• _Set exercise_
Rewrite all of the material with "bounding boxes" replaced by "box coordinates" and everything else unchanged. Leave the pictures out of your answer.

• _Extracted data_

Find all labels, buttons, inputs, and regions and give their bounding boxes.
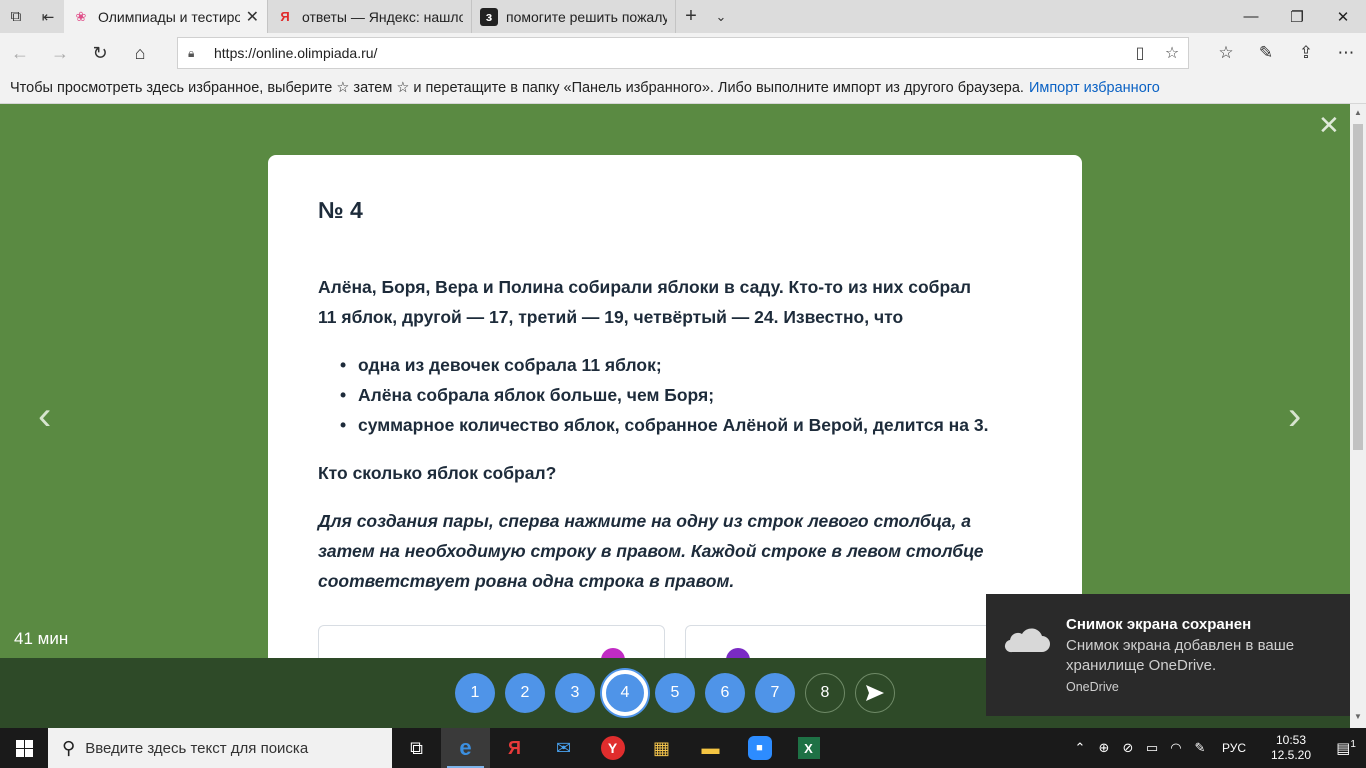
tab-bar: ⧉ ⇤ ❀ Олимпиады и тестирое ✕ Я ответы — … [0, 0, 1366, 33]
olimpiada-icon: ❀ [75, 8, 87, 24]
chevron-right-icon[interactable]: › [1288, 396, 1301, 436]
toast-body: Снимок экрана добавлен в ваше хранилище … [1066, 637, 1295, 674]
favorites-hint: Чтобы просмотреть здесь избранное, выбер… [10, 80, 1024, 96]
zoom-icon[interactable]: ■ [735, 728, 784, 768]
search-placeholder: Введите здесь текст для поиска [85, 739, 309, 757]
scrollbar-thumb[interactable] [1353, 124, 1363, 450]
clock-time: 10:53 [1275, 733, 1307, 747]
close-window-icon[interactable]: ✕ [1320, 0, 1366, 33]
task-question: Кто сколько яблок собрал? [318, 463, 557, 483]
folder-icon[interactable]: ▬ [686, 728, 735, 768]
condition-item: Алёна собрала яблок больше, чем Боря; [340, 380, 1032, 410]
home-icon[interactable]: ⌂ [120, 33, 160, 73]
onedrive-cloud-icon [1004, 628, 1050, 653]
battery-icon[interactable]: ▭ [1140, 740, 1164, 756]
set-aside-tabs-icon[interactable]: ⇤ [32, 0, 64, 33]
question-button-5[interactable]: 5 [655, 673, 695, 713]
error-icon[interactable]: ⊘ [1116, 740, 1140, 756]
scrollbar[interactable]: ▲ ▼ [1350, 104, 1366, 728]
task-view-icon[interactable]: ⧉ [392, 728, 441, 768]
favorites-list-icon[interactable]: ☆ [1206, 33, 1246, 73]
notification-count: 1 [1350, 739, 1356, 750]
favorites-bar: Чтобы просмотреть здесь избранное, выбер… [0, 73, 1366, 104]
condition-item: суммарное количество яблок, собранное Ал… [340, 410, 1032, 440]
task-intro-line1: Алёна, Боря, Вера и Полина собирали ябло… [318, 277, 971, 297]
back-icon[interactable]: ← [0, 33, 40, 73]
tab-title: ответы — Яндекс: нашлось [302, 8, 463, 25]
import-favorites-link[interactable]: Импорт избранного [1029, 80, 1160, 96]
question-button-3[interactable]: 3 [555, 673, 595, 713]
clock-date: 12.5.20 [1270, 748, 1312, 762]
reading-view-icon[interactable]: ▯ [1124, 43, 1156, 63]
task-number: № 4 [318, 197, 363, 223]
lock-icon: 🔒︎ [188, 45, 195, 60]
yandex-icon[interactable]: Y [588, 728, 637, 768]
chevron-left-icon[interactable]: ‹ [38, 396, 51, 436]
close-icon[interactable]: ✕ [1318, 112, 1340, 138]
close-tab-icon[interactable]: ✕ [246, 7, 259, 27]
new-tab-icon[interactable]: + [676, 0, 706, 33]
question-button-7[interactable]: 7 [755, 673, 795, 713]
tab-znanija[interactable]: з помогите решить пожалуй [472, 0, 676, 33]
language-indicator[interactable]: РУС [1222, 741, 1246, 755]
forward-icon[interactable]: → [40, 33, 80, 73]
send-icon [866, 685, 884, 701]
scroll-down-icon[interactable]: ▼ [1350, 712, 1366, 721]
question-button-4[interactable]: 4 [602, 670, 648, 716]
clock[interactable]: 10:53 12.5.20 [1256, 733, 1326, 763]
condition-item: одна из девочек собрала 11 яблок; [340, 350, 1032, 380]
onedrive-notification[interactable]: Снимок экрана сохранен Снимок экрана доб… [986, 594, 1350, 716]
tab-yandex[interactable]: Я ответы — Яндекс: нашлось [268, 0, 472, 33]
address-bar: ← → ↻ ⌂ 🔒︎ https://online.olimpiada.ru/ … [0, 33, 1366, 73]
question-button-2[interactable]: 2 [505, 673, 545, 713]
minimize-icon[interactable]: — [1228, 0, 1274, 33]
question-button-1[interactable]: 1 [455, 673, 495, 713]
refresh-icon[interactable]: ↻ [80, 33, 120, 73]
favorite-star-icon[interactable]: ☆ [1156, 43, 1188, 63]
toast-source: OneDrive [1066, 680, 1119, 694]
tab-list-chevron-icon[interactable]: ⌄ [706, 0, 736, 33]
mail-icon[interactable]: ✉ [539, 728, 588, 768]
toast-title: Снимок экрана сохранен [1066, 616, 1252, 633]
tab-title: Олимпиады и тестирое [98, 8, 240, 25]
store-icon[interactable]: ▦ [637, 728, 686, 768]
notification-center-icon[interactable]: ▤1 [1326, 739, 1366, 757]
task-instruction: Для создания пары, сперва нажмите на одн… [318, 511, 984, 591]
znanija-icon: з [480, 7, 498, 26]
tab-title: помогите решить пожалуй [506, 8, 667, 25]
wifi-icon[interactable]: ◠ [1164, 740, 1188, 756]
question-button-8[interactable]: 8 [805, 673, 845, 713]
timer: 41 мин [14, 629, 69, 648]
share-icon[interactable]: ⇪ [1286, 33, 1326, 73]
excel-icon[interactable]: X [784, 728, 833, 768]
system-tray: ⌃ ⊕ ⊘ ▭ ◠ ✎ РУС 10:53 12.5.20 ▤1 [1068, 728, 1366, 768]
task-intro-line2: 11 яблок, другой — 17, третий — 19, четв… [318, 307, 904, 327]
taskbar-search-input[interactable]: ⚲ Введите здесь текст для поиска [48, 728, 392, 768]
more-icon[interactable]: ⋯ [1326, 33, 1366, 73]
pen-icon[interactable]: ✎ [1246, 33, 1286, 73]
tab-manager-icon[interactable]: ⧉ [0, 0, 32, 33]
restore-icon[interactable]: ❐ [1274, 0, 1320, 33]
search-icon: ⚲ [62, 737, 76, 758]
question-button-6[interactable]: 6 [705, 673, 745, 713]
edge-app-icon[interactable]: e [441, 728, 490, 768]
chevron-up-icon[interactable]: ⌃ [1068, 740, 1092, 756]
conditions-list: одна из девочек собрала 11 яблок; Алёна … [340, 350, 1032, 440]
network-icon[interactable]: ⊕ [1092, 740, 1116, 756]
pen-workspace-icon[interactable]: ✎ [1188, 740, 1212, 756]
scroll-up-icon[interactable]: ▲ [1350, 108, 1366, 117]
windows-start-icon[interactable] [0, 728, 48, 768]
send-answers-button[interactable] [855, 673, 895, 713]
url-text: https://online.olimpiada.ru/ [214, 45, 378, 61]
yandex-browser-icon[interactable]: Я [490, 728, 539, 768]
task-card: № 4 Алёна, Боря, Вера и Полина собирали … [268, 155, 1082, 675]
yandex-icon: Я [280, 9, 290, 24]
taskbar: ⚲ Введите здесь текст для поиска ⧉ e Я ✉… [0, 728, 1366, 768]
tab-olimpiada[interactable]: ❀ Олимпиады и тестирое ✕ [64, 0, 268, 33]
url-field[interactable]: 🔒︎ https://online.olimpiada.ru/ ▯ ☆ [177, 37, 1189, 69]
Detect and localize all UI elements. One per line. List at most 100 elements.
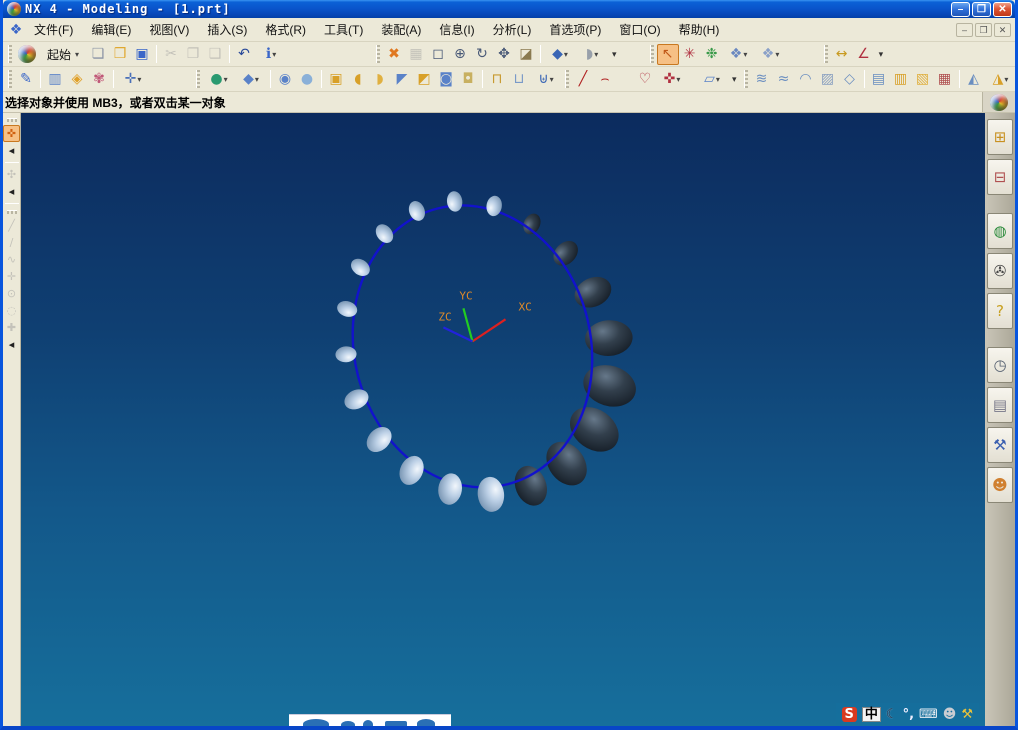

• _Answer to the problem_
Find all labels, buttons, inputs, and regions and give their box coordinates.
tab-bar: ⧉ ⇤ ❀ Олимпиады и тестирое ✕ Я ответы — … [0, 0, 1366, 33]
olimpiada-icon: ❀ [75, 8, 87, 24]
chevron-right-icon[interactable]: › [1288, 396, 1301, 436]
toast-body: Снимок экрана добавлен в ваше хранилище … [1066, 637, 1295, 674]
favorites-hint: Чтобы просмотреть здесь избранное, выбер… [10, 80, 1024, 96]
zoom-icon[interactable]: ■ [735, 728, 784, 768]
search-placeholder: Введите здесь текст для поиска [85, 739, 309, 757]
scrollbar-thumb[interactable] [1353, 124, 1363, 450]
clock-time: 10:53 [1275, 733, 1307, 747]
close-window-icon[interactable]: ✕ [1320, 0, 1366, 33]
task-question: Кто сколько яблок собрал? [318, 463, 557, 483]
folder-icon[interactable]: ▬ [686, 728, 735, 768]
condition-item: Алёна собрала яблок больше, чем Боря; [340, 380, 1032, 410]
home-icon[interactable]: ⌂ [120, 33, 160, 73]
onedrive-cloud-icon [1004, 628, 1050, 653]
battery-icon[interactable]: ▭ [1140, 740, 1164, 756]
set-aside-tabs-icon[interactable]: ⇤ [32, 0, 64, 33]
question-button-5[interactable]: 5 [655, 673, 695, 713]
error-icon[interactable]: ⊘ [1116, 740, 1140, 756]
scrollbar[interactable]: ▲ ▼ [1350, 104, 1366, 728]
task-view-icon[interactable]: ⧉ [392, 728, 441, 768]
favorites-list-icon[interactable]: ☆ [1206, 33, 1246, 73]
notification-count: 1 [1350, 739, 1356, 750]
favorites-bar: Чтобы просмотреть здесь избранное, выбер… [0, 73, 1366, 104]
condition-item: суммарное количество яблок, собранное Ал… [340, 410, 1032, 440]
task-intro-line1: Алёна, Боря, Вера и Полина собирали ябло… [318, 277, 971, 297]
back-icon[interactable]: ← [0, 33, 40, 73]
tab-title: ответы — Яндекс: нашлось [302, 8, 463, 25]
import-favorites-link[interactable]: Импорт избранного [1029, 80, 1160, 96]
question-button-3[interactable]: 3 [555, 673, 595, 713]
clock-date: 12.5.20 [1270, 748, 1312, 762]
reading-view-icon[interactable]: ▯ [1124, 43, 1156, 63]
task-number: № 4 [318, 197, 363, 223]
lock-icon: 🔒︎ [188, 45, 195, 60]
yandex-icon[interactable]: Y [588, 728, 637, 768]
chevron-left-icon[interactable]: ‹ [38, 396, 51, 436]
close-icon[interactable]: ✕ [1318, 112, 1340, 138]
close-tab-icon[interactable]: ✕ [246, 7, 259, 27]
new-tab-icon[interactable]: + [676, 0, 706, 33]
question-button-7[interactable]: 7 [755, 673, 795, 713]
tab-znanija[interactable]: з помогите решить пожалуй [472, 0, 676, 33]
language-indicator[interactable]: РУС [1222, 741, 1246, 755]
forward-icon[interactable]: → [40, 33, 80, 73]
send-icon [866, 685, 884, 701]
scroll-down-icon[interactable]: ▼ [1350, 712, 1366, 721]
question-button-4[interactable]: 4 [602, 670, 648, 716]
clock[interactable]: 10:53 12.5.20 [1256, 733, 1326, 763]
condition-item: одна из девочек собрала 11 яблок; [340, 350, 1032, 380]
onedrive-notification[interactable]: Снимок экрана сохранен Снимок экрана доб… [986, 594, 1350, 716]
tab-yandex[interactable]: Я ответы — Яндекс: нашлось [268, 0, 472, 33]
address-bar: ← → ↻ ⌂ 🔒︎ https://online.olimpiada.ru/ … [0, 33, 1366, 73]
question-button-2[interactable]: 2 [505, 673, 545, 713]
minimize-icon[interactable]: — [1228, 0, 1274, 33]
question-button-1[interactable]: 1 [455, 673, 495, 713]
refresh-icon[interactable]: ↻ [80, 33, 120, 73]
favorite-star-icon[interactable]: ☆ [1156, 43, 1188, 63]
toast-source: OneDrive [1066, 680, 1119, 694]
tab-list-chevron-icon[interactable]: ⌄ [706, 0, 736, 33]
mail-icon[interactable]: ✉ [539, 728, 588, 768]
toast-title: Снимок экрана сохранен [1066, 616, 1252, 633]
tab-title: Олимпиады и тестирое [98, 8, 240, 25]
store-icon[interactable]: ▦ [637, 728, 686, 768]
notification-center-icon[interactable]: ▤1 [1326, 739, 1366, 757]
task-instruction: Для создания пары, сперва нажмите на одн… [318, 511, 984, 591]
znanija-icon: з [480, 7, 498, 26]
tab-title: помогите решить пожалуй [506, 8, 667, 25]
wifi-icon[interactable]: ◠ [1164, 740, 1188, 756]
question-button-8[interactable]: 8 [805, 673, 845, 713]
timer: 41 мин [14, 629, 69, 648]
share-icon[interactable]: ⇪ [1286, 33, 1326, 73]
excel-icon[interactable]: X [784, 728, 833, 768]
system-tray: ⌃ ⊕ ⊘ ▭ ◠ ✎ РУС 10:53 12.5.20 ▤1 [1068, 728, 1366, 768]
task-intro-line2: 11 яблок, другой — 17, третий — 19, четв… [318, 307, 904, 327]
taskbar-search-input[interactable]: ⚲ Введите здесь текст для поиска [48, 728, 392, 768]
more-icon[interactable]: ⋯ [1326, 33, 1366, 73]
pen-icon[interactable]: ✎ [1246, 33, 1286, 73]
tab-manager-icon[interactable]: ⧉ [0, 0, 32, 33]
restore-icon[interactable]: ❐ [1274, 0, 1320, 33]
search-icon: ⚲ [62, 737, 76, 758]
question-button-6[interactable]: 6 [705, 673, 745, 713]
edge-app-icon[interactable]: e [441, 728, 490, 768]
chevron-up-icon[interactable]: ⌃ [1068, 740, 1092, 756]
conditions-list: одна из девочек собрала 11 яблок; Алёна … [340, 350, 1032, 440]
network-icon[interactable]: ⊕ [1092, 740, 1116, 756]
pen-workspace-icon[interactable]: ✎ [1188, 740, 1212, 756]
scroll-up-icon[interactable]: ▲ [1350, 108, 1366, 117]
windows-start-icon[interactable] [0, 728, 48, 768]
send-answers-button[interactable] [855, 673, 895, 713]
url-text: https://online.olimpiada.ru/ [214, 45, 378, 61]
yandex-browser-icon[interactable]: Я [490, 728, 539, 768]
task-card: № 4 Алёна, Боря, Вера и Полина собирали … [268, 155, 1082, 675]
yandex-icon: Я [280, 9, 290, 24]
taskbar: ⚲ Введите здесь текст для поиска ⧉ e Я ✉… [0, 728, 1366, 768]
tab-olimpiada[interactable]: ❀ Олимпиады и тестирое ✕ [64, 0, 268, 33]
url-field[interactable]: 🔒︎ https://online.olimpiada.ru/ ▯ ☆ [177, 37, 1189, 69]
Detect and localize all UI elements. One per line. List at most 100 elements.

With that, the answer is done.